Figure contents as structured data:
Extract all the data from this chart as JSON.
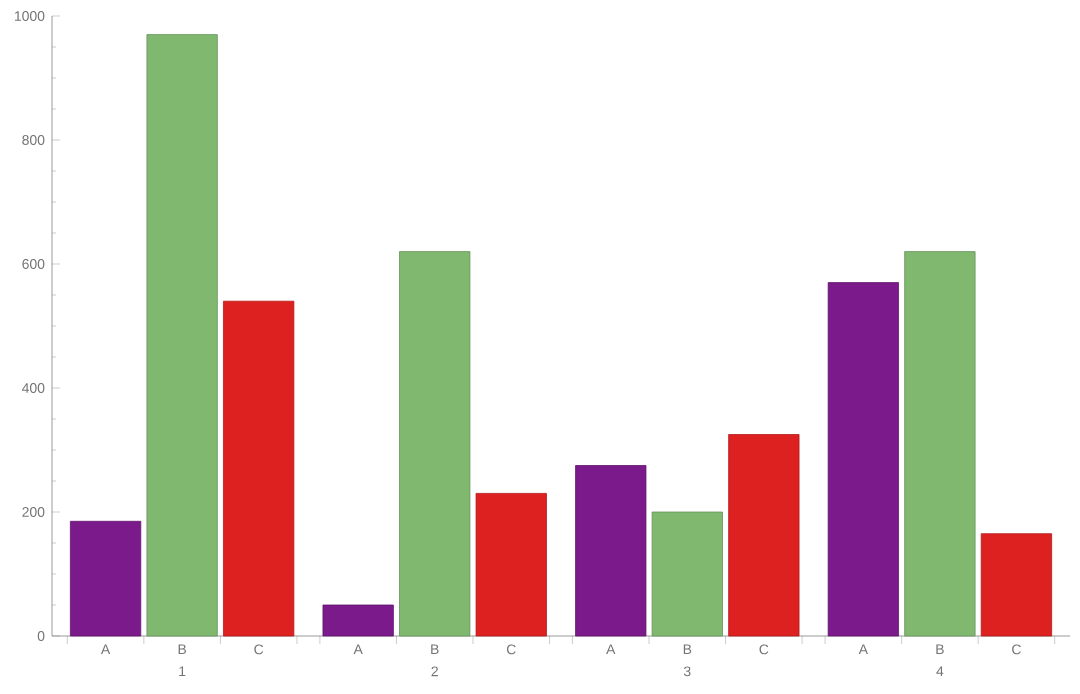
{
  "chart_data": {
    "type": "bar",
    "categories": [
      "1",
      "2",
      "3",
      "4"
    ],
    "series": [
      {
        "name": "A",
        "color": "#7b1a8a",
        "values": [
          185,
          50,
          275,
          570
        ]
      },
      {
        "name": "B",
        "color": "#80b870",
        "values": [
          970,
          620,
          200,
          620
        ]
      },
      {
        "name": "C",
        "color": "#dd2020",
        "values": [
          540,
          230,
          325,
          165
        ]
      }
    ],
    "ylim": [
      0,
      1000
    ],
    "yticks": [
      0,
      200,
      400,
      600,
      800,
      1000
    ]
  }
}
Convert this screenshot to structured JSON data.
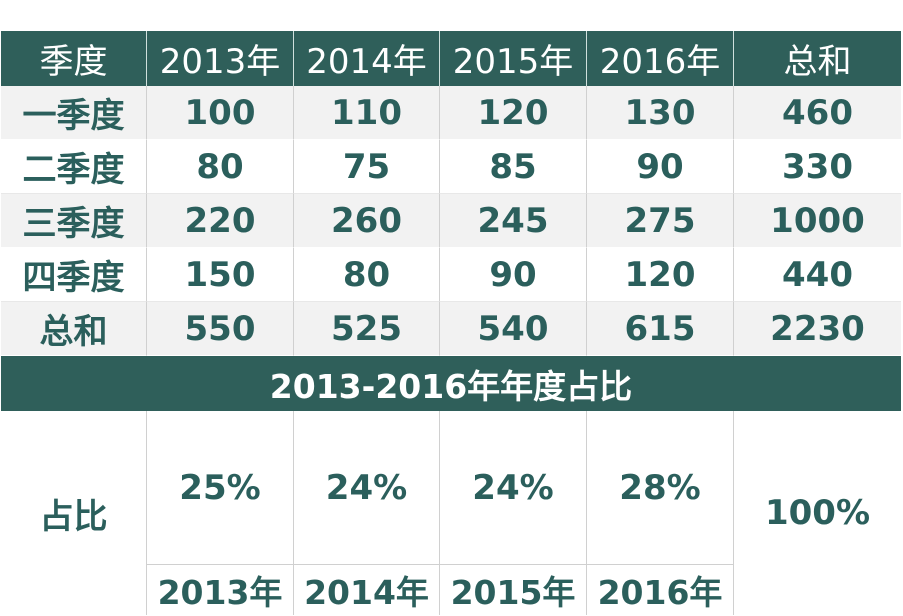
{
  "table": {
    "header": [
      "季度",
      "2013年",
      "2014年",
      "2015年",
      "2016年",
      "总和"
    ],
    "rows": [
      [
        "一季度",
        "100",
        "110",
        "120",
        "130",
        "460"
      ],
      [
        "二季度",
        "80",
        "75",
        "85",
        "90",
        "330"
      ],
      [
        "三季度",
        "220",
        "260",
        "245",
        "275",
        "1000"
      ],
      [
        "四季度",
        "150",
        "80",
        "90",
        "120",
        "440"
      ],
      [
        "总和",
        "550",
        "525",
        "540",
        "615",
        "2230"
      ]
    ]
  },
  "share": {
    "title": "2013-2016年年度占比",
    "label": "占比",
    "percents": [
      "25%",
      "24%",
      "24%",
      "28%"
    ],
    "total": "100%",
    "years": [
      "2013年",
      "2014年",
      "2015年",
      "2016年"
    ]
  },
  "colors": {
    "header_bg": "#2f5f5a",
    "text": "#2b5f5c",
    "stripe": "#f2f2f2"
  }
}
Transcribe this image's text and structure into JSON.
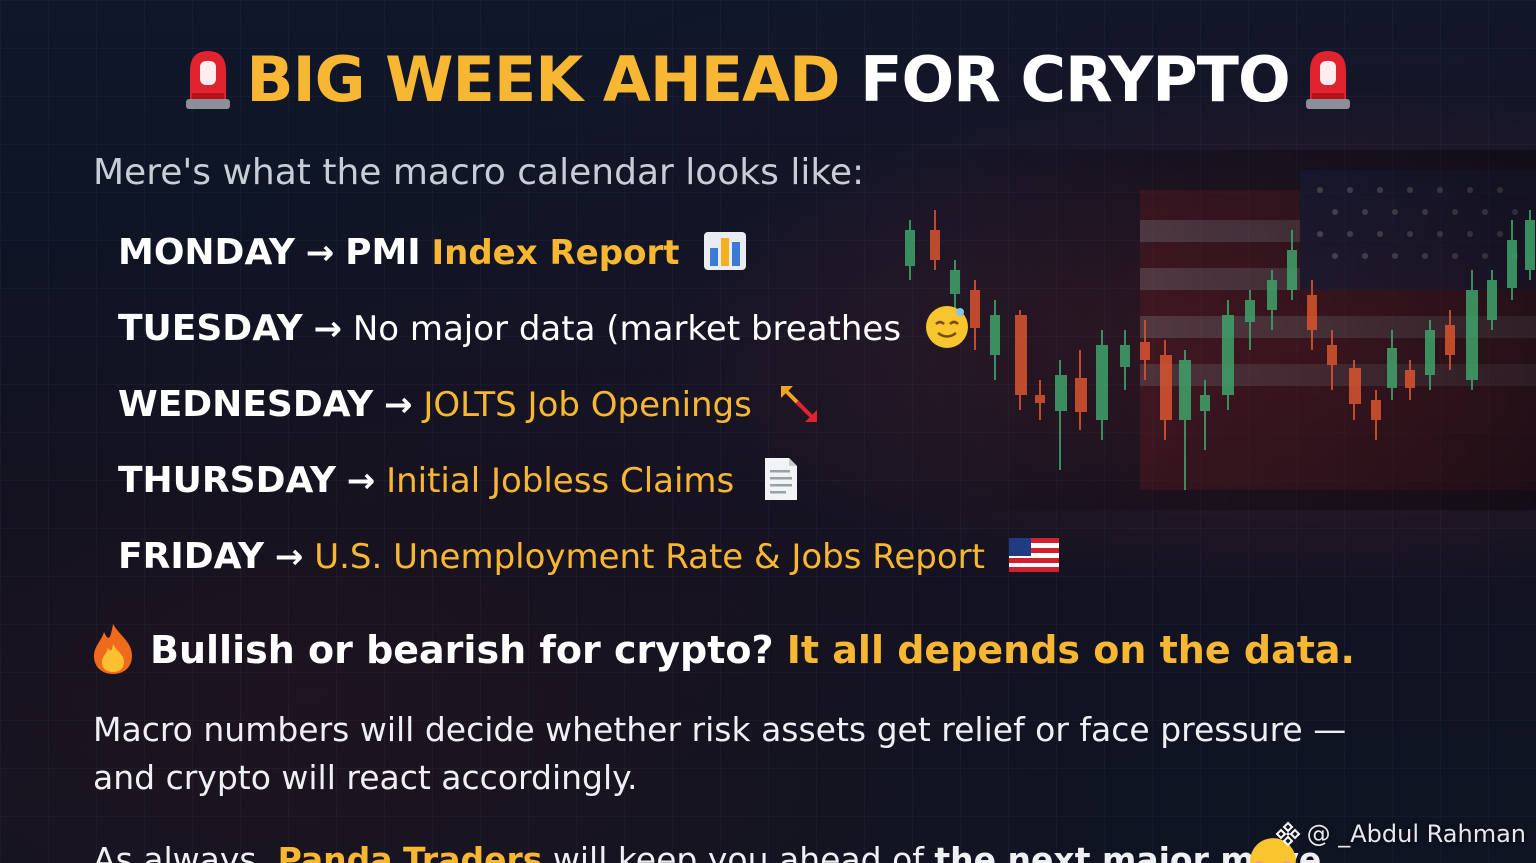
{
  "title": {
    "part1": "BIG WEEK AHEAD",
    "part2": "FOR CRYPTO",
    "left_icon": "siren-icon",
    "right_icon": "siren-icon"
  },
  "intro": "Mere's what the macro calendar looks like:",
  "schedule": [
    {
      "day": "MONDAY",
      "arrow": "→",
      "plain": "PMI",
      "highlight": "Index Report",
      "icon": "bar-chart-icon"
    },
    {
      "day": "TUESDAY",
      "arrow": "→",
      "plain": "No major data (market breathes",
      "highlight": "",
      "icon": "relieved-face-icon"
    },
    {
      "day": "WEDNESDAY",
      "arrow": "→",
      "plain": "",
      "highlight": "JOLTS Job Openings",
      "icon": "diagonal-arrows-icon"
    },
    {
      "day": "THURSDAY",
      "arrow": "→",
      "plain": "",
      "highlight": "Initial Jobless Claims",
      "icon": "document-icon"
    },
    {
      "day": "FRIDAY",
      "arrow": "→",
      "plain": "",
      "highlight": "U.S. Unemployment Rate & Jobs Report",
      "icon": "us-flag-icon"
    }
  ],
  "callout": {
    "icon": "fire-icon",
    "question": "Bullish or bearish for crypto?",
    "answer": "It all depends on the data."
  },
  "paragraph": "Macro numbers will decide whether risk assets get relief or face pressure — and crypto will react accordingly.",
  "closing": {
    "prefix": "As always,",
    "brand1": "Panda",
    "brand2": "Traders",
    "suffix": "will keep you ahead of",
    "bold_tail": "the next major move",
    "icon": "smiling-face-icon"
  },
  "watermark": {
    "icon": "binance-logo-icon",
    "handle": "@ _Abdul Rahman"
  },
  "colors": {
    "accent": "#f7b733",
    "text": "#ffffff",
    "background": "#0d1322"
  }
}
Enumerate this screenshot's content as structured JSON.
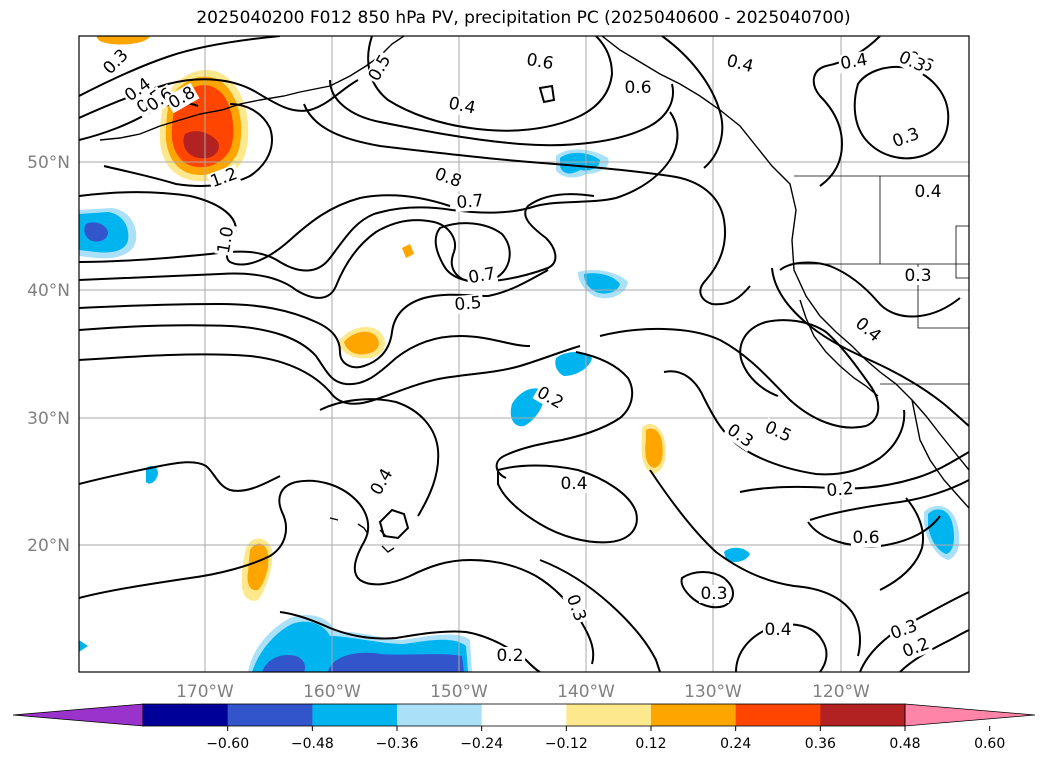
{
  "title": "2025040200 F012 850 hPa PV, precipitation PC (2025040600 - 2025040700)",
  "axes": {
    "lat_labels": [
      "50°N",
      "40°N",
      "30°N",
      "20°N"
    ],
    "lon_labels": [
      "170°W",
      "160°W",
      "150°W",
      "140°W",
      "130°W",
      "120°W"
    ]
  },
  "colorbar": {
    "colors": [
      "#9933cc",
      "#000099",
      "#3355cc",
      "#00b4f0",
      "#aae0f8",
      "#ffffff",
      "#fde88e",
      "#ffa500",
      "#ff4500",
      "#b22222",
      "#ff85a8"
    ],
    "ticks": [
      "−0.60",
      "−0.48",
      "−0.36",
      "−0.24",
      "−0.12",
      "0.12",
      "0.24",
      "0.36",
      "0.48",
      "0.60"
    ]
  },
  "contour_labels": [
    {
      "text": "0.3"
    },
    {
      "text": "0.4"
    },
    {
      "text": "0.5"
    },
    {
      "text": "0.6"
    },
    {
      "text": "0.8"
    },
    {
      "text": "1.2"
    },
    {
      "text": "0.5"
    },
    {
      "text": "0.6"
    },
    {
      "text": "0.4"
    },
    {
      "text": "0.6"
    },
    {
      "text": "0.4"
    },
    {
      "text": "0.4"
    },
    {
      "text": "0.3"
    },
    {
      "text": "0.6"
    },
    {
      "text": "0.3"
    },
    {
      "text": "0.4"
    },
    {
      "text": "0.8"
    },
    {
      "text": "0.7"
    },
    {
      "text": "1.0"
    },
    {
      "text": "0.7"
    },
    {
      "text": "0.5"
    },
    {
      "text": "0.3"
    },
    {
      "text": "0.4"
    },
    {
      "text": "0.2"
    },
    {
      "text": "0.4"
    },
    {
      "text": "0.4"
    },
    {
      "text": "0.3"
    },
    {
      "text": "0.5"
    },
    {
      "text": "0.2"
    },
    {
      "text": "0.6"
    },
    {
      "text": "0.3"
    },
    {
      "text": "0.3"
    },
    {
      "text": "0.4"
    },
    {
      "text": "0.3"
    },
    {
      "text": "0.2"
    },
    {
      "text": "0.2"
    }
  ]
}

■ **PROBLEM TO SOLVE**: Copy out all of the material exactly as written, without its pictures.

■ **SOLUTION TO THIS TASK**:
Extract all the data from this chart as JSON.
{
  "chart_data": {
    "type": "bar",
    "categories": [
      "1",
      "2",
      "3",
      "4"
    ],
    "series": [
      {
        "name": "A",
        "color": "#7b1a8a",
        "values": [
          185,
          50,
          275,
          570
        ]
      },
      {
        "name": "B",
        "color": "#80b870",
        "values": [
          970,
          620,
          200,
          620
        ]
      },
      {
        "name": "C",
        "color": "#dd2020",
        "values": [
          540,
          230,
          325,
          165
        ]
      }
    ],
    "ylim": [
      0,
      1000
    ],
    "yticks": [
      0,
      200,
      400,
      600,
      800,
      1000
    ]
  }
}
Convert this screenshot to structured JSON data.
{
  "table": {
    "header": [
      "季度",
      "2013年",
      "2014年",
      "2015年",
      "2016年",
      "总和"
    ],
    "rows": [
      [
        "一季度",
        "100",
        "110",
        "120",
        "130",
        "460"
      ],
      [
        "二季度",
        "80",
        "75",
        "85",
        "90",
        "330"
      ],
      [
        "三季度",
        "220",
        "260",
        "245",
        "275",
        "1000"
      ],
      [
        "四季度",
        "150",
        "80",
        "90",
        "120",
        "440"
      ],
      [
        "总和",
        "550",
        "525",
        "540",
        "615",
        "2230"
      ]
    ]
  },
  "share": {
    "title": "2013-2016年年度占比",
    "label": "占比",
    "percents": [
      "25%",
      "24%",
      "24%",
      "28%"
    ],
    "total": "100%",
    "years": [
      "2013年",
      "2014年",
      "2015年",
      "2016年"
    ]
  },
  "colors": {
    "header_bg": "#2f5f5a",
    "text": "#2b5f5c",
    "stripe": "#f2f2f2"
  }
}
Transcribe this image's text and structure into JSON.
{
  "title": {
    "part1": "BIG WEEK AHEAD",
    "part2": "FOR CRYPTO",
    "left_icon": "siren-icon",
    "right_icon": "siren-icon"
  },
  "intro": "Mere's what the macro calendar looks like:",
  "schedule": [
    {
      "day": "MONDAY",
      "arrow": "→",
      "plain": "PMI",
      "highlight": "Index Report",
      "icon": "bar-chart-icon"
    },
    {
      "day": "TUESDAY",
      "arrow": "→",
      "plain": "No major data (market breathes",
      "highlight": "",
      "icon": "relieved-face-icon"
    },
    {
      "day": "WEDNESDAY",
      "arrow": "→",
      "plain": "",
      "highlight": "JOLTS Job Openings",
      "icon": "diagonal-arrows-icon"
    },
    {
      "day": "THURSDAY",
      "arrow": "→",
      "plain": "",
      "highlight": "Initial Jobless Claims",
      "icon": "document-icon"
    },
    {
      "day": "FRIDAY",
      "arrow": "→",
      "plain": "",
      "highlight": "U.S. Unemployment Rate & Jobs Report",
      "icon": "us-flag-icon"
    }
  ],
  "callout": {
    "icon": "fire-icon",
    "question": "Bullish or bearish for crypto?",
    "answer": "It all depends on the data."
  },
  "paragraph": "Macro numbers will decide whether risk assets get relief or face pressure — and crypto will react accordingly.",
  "closing": {
    "prefix": "As always,",
    "brand1": "Panda",
    "brand2": "Traders",
    "suffix": "will keep you ahead of",
    "bold_tail": "the next major move",
    "icon": "smiling-face-icon"
  },
  "watermark": {
    "icon": "binance-logo-icon",
    "handle": "@ _Abdul Rahman"
  },
  "colors": {
    "accent": "#f7b733",
    "text": "#ffffff",
    "background": "#0d1322"
  }
}
Enumerate this screenshot's content as structured JSON.
{
  "title": "2025040200 F012 850 hPa PV, precipitation PC (2025040600 - 2025040700)",
  "axes": {
    "lat_labels": [
      "50°N",
      "40°N",
      "30°N",
      "20°N"
    ],
    "lon_labels": [
      "170°W",
      "160°W",
      "150°W",
      "140°W",
      "130°W",
      "120°W"
    ]
  },
  "colorbar": {
    "colors": [
      "#9933cc",
      "#000099",
      "#3355cc",
      "#00b4f0",
      "#aae0f8",
      "#ffffff",
      "#fde88e",
      "#ffa500",
      "#ff4500",
      "#b22222",
      "#ff85a8"
    ],
    "ticks": [
      "−0.60",
      "−0.48",
      "−0.36",
      "−0.24",
      "−0.12",
      "0.12",
      "0.24",
      "0.36",
      "0.48",
      "0.60"
    ]
  },
  "contour_labels": [
    {
      "text": "0.3"
    },
    {
      "text": "0.4"
    },
    {
      "text": "0.5"
    },
    {
      "text": "0.6"
    },
    {
      "text": "0.8"
    },
    {
      "text": "1.2"
    },
    {
      "text": "0.5"
    },
    {
      "text": "0.6"
    },
    {
      "text": "0.4"
    },
    {
      "text": "0.6"
    },
    {
      "text": "0.4"
    },
    {
      "text": "0.4"
    },
    {
      "text": "0.3"
    },
    {
      "text": "0.6"
    },
    {
      "text": "0.3"
    },
    {
      "text": "0.4"
    },
    {
      "text": "0.8"
    },
    {
      "text": "0.7"
    },
    {
      "text": "1.0"
    },
    {
      "text": "0.7"
    },
    {
      "text": "0.5"
    },
    {
      "text": "0.3"
    },
    {
      "text": "0.4"
    },
    {
      "text": "0.2"
    },
    {
      "text": "0.4"
    },
    {
      "text": "0.4"
    },
    {
      "text": "0.3"
    },
    {
      "text": "0.5"
    },
    {
      "text": "0.2"
    },
    {
      "text": "0.6"
    },
    {
      "text": "0.3"
    },
    {
      "text": "0.3"
    },
    {
      "text": "0.4"
    },
    {
      "text": "0.3"
    },
    {
      "text": "0.2"
    },
    {
      "text": "0.2"
    }
  ]
}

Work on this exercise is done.